__Given data__
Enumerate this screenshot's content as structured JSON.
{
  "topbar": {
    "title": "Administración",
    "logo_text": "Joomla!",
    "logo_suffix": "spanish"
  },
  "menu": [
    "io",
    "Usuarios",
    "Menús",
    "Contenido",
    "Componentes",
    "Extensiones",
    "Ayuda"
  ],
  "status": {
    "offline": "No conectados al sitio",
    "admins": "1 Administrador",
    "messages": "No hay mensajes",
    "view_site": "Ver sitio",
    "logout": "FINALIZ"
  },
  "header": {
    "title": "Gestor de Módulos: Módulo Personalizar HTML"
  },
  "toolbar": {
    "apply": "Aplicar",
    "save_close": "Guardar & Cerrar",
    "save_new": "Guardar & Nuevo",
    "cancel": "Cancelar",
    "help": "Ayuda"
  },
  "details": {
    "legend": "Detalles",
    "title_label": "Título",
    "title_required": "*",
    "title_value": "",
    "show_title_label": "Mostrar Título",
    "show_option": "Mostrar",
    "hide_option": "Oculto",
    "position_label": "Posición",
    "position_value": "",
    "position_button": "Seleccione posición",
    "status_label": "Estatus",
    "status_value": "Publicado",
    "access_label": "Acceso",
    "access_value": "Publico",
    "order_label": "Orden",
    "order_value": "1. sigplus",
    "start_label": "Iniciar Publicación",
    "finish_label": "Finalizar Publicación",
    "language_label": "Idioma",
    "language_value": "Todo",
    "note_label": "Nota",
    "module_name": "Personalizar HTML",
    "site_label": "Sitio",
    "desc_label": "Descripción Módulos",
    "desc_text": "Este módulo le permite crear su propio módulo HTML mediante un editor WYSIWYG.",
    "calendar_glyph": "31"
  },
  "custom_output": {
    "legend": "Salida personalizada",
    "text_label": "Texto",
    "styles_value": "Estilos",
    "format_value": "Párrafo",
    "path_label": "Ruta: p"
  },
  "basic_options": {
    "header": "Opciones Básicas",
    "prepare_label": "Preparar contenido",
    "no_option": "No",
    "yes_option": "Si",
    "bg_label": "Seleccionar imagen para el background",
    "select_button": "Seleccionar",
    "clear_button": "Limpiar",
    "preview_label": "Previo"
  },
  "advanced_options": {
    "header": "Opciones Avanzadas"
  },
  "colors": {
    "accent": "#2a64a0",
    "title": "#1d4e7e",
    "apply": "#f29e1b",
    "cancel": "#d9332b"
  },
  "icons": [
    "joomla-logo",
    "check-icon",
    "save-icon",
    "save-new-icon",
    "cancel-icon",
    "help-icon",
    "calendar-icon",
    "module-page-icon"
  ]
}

__Given instruction__
Search the records above for the string "Seleccionar". Copy every line that contains it.

__Result of this task__
    "bg_label": "Seleccionar imagen para el background",
    "select_button": "Seleccionar",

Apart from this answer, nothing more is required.